In my next life, if I am not getting a better IQ, I am going to sue the omnipresent, but for this incarnation, I think I should file a law suit for not giving me patience. Well, if it is any consolation, I take it in my stride, except on those days where I want to bury myself six feet under so that I would not cause an inconvenience to people round me.

I keep reminding myself that change is an unavoidable part of human life, but then, the change is not making me a better person. Apart from making me unnecessarily anxious, it also makes me timid, clueless, tired, and unhappy and a perfect example for a psychological study. I sometimes wonder if I need to take psychology as a part time course to understand myself better! Borrowing someone’s words, sometimes, I want to remove the lid on my head and take my brain out and keep it in a freezer and let it cool, while I enjoy the sanctity of the moment and then, replace it and pray it works well. All in all, not a bad idea, right? May be!

Now to the actual cause of the problem, I do not know what the problem is! The solution of playing an incident a thousand times counts nothing, for I do not remember the incident. Painting is not helping me either, for I am tending to draw some jumble of colors that make no sense, producing a macabre effect. Writing diary seems to have the same problem … for, I cannot actually write the problem, I am successful in writing the current state of my mind and unsuccessful in penning down the actual problem. This ‘syndrome’, if it can be called that, does it have a meaning?

+ + + +

● **JOBS**:
• A. Answer these questions about the personal essay, one answer a line, marked the same way:
(i) In this incarnation, what does the writer think a lawsuit should be filed over?
(ii) What part-time course does the writer wonder about taking?
(iii) What kind of effect do the writer's paintings produce?
• B. Echo the personal essay word for word, starting at the words "Now to the actual" and ending after "have a meaning?".
• C. List every approach the personal essay says the writer has tried without it helping to deal with the problem.

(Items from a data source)
+ + + +

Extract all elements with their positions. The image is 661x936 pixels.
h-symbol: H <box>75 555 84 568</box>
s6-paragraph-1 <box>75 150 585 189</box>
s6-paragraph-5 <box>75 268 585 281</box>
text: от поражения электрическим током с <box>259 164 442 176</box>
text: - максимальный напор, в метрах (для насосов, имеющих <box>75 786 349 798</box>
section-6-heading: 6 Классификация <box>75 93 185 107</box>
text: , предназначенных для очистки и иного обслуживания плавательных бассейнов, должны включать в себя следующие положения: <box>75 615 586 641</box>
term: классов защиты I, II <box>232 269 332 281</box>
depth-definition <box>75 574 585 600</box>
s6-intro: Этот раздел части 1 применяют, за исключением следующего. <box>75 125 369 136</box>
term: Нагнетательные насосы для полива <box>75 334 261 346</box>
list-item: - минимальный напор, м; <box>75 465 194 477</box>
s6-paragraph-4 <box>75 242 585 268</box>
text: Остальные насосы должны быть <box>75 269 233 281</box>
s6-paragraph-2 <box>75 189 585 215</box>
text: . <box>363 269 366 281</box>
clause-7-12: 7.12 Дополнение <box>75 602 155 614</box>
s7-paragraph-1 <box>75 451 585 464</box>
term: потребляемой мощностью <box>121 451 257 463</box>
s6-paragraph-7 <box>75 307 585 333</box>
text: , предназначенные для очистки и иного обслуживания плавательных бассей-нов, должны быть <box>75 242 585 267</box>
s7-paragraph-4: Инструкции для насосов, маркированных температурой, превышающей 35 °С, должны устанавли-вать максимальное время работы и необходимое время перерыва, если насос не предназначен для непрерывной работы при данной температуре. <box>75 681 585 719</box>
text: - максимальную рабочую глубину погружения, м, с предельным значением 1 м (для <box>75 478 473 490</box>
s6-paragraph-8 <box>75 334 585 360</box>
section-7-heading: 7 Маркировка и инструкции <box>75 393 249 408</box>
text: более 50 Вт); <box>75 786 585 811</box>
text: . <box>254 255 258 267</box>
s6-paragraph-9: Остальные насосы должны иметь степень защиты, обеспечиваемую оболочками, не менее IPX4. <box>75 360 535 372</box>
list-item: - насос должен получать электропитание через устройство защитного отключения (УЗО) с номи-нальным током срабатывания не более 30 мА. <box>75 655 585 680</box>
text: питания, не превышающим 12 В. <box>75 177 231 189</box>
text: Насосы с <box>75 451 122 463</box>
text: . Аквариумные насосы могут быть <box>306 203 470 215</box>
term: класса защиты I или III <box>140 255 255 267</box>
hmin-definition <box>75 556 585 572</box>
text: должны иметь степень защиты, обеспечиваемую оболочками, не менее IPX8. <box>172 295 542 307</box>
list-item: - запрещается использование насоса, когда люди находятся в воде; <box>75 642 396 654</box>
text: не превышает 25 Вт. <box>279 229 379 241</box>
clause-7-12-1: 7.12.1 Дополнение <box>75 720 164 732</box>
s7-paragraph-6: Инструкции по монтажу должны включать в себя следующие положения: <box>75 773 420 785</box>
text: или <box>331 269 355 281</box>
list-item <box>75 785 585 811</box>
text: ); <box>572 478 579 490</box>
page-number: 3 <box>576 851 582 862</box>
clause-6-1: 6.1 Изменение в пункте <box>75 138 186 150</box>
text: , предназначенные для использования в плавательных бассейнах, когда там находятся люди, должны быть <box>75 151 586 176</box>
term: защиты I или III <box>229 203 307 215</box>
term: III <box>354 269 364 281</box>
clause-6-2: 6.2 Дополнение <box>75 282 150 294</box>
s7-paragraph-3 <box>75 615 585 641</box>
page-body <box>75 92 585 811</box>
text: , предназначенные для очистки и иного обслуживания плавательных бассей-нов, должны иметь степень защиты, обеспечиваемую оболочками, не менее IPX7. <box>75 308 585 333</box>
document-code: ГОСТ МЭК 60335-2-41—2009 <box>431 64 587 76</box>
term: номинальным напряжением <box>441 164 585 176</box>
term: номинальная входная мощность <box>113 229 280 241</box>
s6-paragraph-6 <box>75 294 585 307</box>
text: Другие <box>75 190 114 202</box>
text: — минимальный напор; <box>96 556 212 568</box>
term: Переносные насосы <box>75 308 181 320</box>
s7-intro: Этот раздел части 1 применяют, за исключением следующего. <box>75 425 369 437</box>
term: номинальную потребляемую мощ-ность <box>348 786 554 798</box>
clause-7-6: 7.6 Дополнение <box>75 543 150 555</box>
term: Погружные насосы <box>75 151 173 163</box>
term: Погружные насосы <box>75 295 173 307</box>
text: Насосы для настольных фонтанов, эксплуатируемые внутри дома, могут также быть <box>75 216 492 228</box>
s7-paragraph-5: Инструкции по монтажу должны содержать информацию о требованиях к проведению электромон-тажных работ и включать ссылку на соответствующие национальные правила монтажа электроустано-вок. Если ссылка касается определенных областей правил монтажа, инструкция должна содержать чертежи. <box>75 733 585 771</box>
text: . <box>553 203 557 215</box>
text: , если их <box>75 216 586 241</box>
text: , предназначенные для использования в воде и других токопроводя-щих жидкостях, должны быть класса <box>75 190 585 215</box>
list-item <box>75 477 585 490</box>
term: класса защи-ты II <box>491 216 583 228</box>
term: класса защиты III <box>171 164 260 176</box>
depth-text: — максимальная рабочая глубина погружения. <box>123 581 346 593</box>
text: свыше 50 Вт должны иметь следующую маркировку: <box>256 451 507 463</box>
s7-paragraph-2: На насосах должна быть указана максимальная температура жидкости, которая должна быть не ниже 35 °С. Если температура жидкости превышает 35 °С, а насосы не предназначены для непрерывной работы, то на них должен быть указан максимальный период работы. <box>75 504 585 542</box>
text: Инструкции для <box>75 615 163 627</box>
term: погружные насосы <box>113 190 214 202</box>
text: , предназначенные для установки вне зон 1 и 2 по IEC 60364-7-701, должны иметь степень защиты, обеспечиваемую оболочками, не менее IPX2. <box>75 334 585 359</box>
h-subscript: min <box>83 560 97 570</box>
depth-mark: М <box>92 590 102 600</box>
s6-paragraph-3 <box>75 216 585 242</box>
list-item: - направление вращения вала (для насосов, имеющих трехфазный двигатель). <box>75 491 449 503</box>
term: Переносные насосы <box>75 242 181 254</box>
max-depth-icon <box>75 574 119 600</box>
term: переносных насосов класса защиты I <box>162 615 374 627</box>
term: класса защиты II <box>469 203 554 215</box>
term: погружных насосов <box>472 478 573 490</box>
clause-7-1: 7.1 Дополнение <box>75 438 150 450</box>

+ + + +

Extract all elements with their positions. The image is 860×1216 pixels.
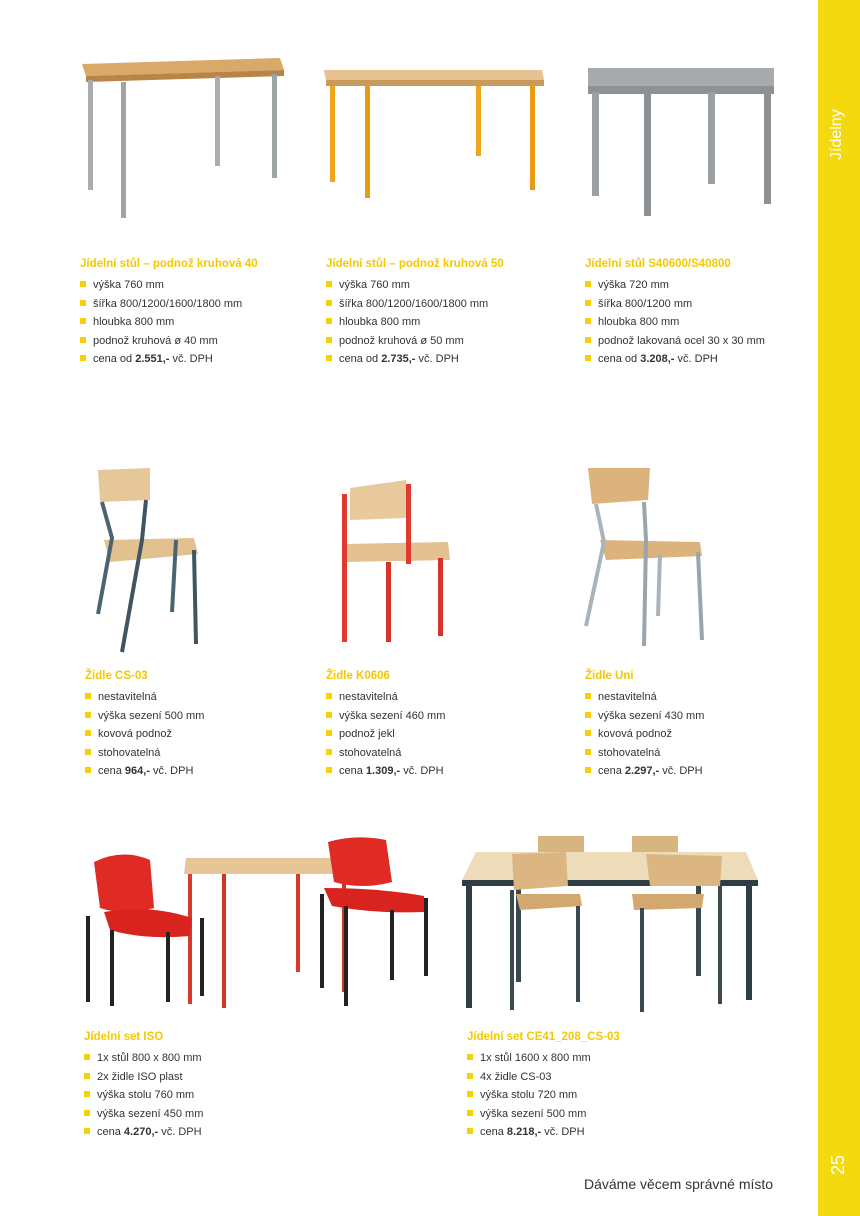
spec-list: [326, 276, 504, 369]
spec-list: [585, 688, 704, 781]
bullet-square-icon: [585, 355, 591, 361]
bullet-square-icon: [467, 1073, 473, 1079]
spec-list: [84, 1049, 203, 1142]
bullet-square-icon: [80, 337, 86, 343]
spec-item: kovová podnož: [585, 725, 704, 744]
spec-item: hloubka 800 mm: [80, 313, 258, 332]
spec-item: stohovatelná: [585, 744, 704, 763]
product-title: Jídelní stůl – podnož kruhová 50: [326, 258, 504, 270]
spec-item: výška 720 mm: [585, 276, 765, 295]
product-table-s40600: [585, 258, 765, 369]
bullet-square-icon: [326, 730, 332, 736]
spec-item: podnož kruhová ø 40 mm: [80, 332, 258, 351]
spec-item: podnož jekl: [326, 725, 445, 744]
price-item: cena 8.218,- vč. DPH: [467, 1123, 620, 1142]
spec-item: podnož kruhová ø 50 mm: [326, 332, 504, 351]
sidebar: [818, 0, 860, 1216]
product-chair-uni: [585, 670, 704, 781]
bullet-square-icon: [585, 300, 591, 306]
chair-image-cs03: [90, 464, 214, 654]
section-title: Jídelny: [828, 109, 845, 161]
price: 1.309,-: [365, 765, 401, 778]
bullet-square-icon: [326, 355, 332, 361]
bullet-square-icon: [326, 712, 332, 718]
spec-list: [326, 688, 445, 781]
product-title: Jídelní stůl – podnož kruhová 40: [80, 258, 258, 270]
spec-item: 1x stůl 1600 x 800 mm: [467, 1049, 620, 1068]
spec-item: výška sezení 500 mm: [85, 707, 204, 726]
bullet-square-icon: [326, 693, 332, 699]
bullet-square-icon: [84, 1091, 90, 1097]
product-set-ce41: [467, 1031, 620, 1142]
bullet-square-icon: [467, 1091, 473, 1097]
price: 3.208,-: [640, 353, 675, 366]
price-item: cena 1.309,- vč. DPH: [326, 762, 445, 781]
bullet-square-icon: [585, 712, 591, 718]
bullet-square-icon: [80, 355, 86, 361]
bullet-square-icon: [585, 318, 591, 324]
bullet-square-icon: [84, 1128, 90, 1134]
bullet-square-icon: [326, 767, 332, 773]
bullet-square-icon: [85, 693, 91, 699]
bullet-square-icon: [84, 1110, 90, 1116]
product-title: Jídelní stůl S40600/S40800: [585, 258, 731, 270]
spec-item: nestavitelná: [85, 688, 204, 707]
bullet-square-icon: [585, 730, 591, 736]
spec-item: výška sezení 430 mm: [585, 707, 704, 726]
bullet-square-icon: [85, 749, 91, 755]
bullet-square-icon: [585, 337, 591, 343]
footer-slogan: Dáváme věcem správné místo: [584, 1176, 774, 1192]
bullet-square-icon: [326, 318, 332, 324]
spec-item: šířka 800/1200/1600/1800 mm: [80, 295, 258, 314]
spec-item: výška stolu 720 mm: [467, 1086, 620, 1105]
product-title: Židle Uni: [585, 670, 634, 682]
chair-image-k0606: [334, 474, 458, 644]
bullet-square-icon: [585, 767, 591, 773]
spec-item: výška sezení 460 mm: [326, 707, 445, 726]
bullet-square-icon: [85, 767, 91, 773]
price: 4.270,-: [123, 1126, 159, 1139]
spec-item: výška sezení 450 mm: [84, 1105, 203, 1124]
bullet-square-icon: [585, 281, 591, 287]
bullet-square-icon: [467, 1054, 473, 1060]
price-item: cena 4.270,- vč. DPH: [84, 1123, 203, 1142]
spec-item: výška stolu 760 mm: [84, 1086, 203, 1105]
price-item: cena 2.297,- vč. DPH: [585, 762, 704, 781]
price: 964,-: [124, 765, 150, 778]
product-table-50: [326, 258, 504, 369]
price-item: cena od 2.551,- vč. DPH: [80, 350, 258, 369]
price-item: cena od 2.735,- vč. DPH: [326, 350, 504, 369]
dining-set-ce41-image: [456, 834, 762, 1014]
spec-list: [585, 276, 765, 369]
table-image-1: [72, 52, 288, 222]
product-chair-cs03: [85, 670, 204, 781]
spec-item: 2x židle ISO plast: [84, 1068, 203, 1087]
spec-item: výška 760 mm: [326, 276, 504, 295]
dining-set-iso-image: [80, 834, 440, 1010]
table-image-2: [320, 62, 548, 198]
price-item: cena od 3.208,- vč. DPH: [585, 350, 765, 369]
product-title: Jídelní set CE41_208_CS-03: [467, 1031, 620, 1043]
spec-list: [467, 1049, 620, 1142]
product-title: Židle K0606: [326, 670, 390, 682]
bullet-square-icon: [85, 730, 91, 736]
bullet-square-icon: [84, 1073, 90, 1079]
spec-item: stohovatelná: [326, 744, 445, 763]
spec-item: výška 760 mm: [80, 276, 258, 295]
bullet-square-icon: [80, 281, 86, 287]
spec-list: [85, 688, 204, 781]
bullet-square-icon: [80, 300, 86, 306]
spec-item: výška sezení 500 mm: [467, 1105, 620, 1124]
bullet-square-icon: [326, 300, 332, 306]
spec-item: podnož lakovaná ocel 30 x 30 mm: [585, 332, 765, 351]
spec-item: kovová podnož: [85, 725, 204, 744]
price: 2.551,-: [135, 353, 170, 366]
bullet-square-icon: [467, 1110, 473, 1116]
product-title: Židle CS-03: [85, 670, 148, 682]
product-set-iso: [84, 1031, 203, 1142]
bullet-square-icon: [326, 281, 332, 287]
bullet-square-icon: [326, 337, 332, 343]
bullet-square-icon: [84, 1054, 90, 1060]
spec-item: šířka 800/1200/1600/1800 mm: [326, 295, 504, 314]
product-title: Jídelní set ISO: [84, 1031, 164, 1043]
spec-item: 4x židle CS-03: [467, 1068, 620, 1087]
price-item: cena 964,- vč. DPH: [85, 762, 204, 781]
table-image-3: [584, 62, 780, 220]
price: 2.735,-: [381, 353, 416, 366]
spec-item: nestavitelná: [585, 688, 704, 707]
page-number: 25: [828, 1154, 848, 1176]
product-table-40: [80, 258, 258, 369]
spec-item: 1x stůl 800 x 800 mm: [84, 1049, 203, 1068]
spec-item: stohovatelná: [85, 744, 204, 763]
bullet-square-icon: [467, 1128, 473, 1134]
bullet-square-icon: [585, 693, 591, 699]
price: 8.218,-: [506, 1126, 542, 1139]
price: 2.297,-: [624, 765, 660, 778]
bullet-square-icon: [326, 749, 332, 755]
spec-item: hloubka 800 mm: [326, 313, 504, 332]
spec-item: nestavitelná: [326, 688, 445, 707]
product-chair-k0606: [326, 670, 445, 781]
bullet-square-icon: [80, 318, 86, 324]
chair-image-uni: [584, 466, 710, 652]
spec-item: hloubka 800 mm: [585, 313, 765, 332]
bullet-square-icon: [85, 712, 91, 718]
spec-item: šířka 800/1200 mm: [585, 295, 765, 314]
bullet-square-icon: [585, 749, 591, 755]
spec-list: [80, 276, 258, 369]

+ + + +

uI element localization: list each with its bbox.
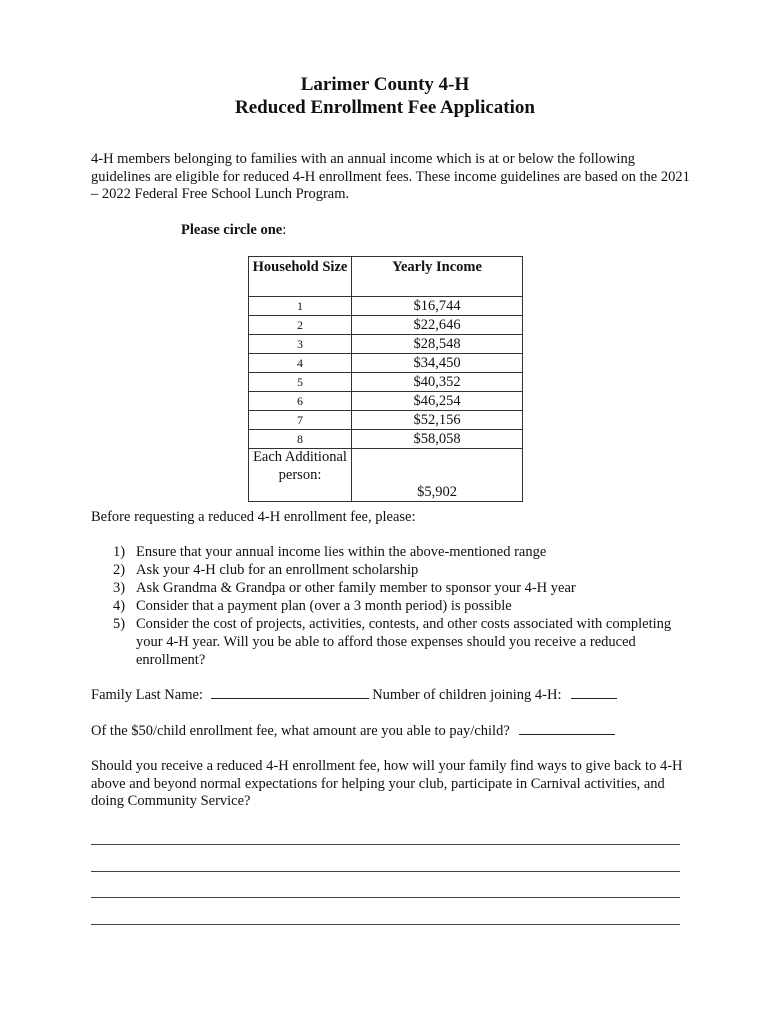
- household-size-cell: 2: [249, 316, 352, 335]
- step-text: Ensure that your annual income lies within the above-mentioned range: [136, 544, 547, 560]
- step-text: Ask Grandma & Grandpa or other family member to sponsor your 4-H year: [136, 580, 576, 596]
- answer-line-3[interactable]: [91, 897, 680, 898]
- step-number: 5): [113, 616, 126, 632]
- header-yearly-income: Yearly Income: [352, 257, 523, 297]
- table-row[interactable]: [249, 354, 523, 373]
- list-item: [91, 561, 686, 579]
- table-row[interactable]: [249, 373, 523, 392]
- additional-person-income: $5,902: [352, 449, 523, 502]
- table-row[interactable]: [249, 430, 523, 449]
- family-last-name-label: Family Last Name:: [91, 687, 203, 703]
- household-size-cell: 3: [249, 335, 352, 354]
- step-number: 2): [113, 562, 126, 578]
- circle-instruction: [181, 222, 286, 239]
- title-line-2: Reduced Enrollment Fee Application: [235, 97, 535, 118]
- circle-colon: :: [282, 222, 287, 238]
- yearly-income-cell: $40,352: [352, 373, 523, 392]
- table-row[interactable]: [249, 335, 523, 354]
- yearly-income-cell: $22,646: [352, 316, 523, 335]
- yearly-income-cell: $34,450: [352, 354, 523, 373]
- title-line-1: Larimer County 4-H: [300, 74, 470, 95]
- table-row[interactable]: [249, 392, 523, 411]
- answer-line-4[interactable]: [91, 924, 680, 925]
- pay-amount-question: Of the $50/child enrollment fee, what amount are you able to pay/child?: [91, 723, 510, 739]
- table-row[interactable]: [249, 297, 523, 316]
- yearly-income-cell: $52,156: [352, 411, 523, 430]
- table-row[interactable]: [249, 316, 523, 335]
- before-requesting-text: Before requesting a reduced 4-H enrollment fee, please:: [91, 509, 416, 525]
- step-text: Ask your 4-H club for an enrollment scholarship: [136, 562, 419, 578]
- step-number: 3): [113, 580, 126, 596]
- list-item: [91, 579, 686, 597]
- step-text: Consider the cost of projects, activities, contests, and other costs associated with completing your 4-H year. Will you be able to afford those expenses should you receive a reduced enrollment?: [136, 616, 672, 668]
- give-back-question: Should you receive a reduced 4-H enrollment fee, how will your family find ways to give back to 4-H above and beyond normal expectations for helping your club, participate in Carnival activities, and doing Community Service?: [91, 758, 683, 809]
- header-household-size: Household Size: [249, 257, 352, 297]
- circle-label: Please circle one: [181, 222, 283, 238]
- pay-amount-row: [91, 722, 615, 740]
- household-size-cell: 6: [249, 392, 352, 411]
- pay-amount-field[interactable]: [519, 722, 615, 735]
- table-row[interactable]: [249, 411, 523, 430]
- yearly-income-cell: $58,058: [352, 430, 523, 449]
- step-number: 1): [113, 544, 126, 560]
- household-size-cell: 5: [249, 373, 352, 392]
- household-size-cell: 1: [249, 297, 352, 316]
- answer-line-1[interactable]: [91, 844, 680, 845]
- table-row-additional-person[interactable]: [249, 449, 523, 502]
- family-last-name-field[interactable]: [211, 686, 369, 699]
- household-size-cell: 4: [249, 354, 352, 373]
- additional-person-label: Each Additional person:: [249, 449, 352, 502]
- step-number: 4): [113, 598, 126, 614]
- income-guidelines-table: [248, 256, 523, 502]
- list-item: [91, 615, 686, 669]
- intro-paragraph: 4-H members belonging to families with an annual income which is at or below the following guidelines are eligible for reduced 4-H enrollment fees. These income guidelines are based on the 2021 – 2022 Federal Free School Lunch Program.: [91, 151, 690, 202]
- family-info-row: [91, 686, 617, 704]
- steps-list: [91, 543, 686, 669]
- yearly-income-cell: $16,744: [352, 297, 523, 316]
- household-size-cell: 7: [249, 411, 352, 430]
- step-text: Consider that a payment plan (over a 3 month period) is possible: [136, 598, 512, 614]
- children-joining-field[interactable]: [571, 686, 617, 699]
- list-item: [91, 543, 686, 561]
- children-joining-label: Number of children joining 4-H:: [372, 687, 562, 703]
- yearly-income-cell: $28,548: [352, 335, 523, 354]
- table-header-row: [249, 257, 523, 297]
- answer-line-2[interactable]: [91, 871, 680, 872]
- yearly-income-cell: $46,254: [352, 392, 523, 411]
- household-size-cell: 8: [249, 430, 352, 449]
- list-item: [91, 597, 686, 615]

+ + + +

● **SET OF ANSWERS**:
• A.
(i) Not being given patience.
(ii) Psychology.
(iii) A macabre effect.

• B.
Now to the actual cause of the problem, I do not know what the problem is! The solution of playing an incident a thousand times counts nothing, for I do not remember the incident. Painting is not helping me either, for I am tending to draw some jumble of colors that make no sense, producing a macabre effect. Writing diary seems to have the same problem … for, I cannot actually write the problem, I am successful in writing the current state of my mind and unsuccessful in penning down the actual problem. This ‘syndrome’, if it can be called that, does it have a meaning?

• C.
- Playing an incident a thousand times
- Painting
- Writing a diary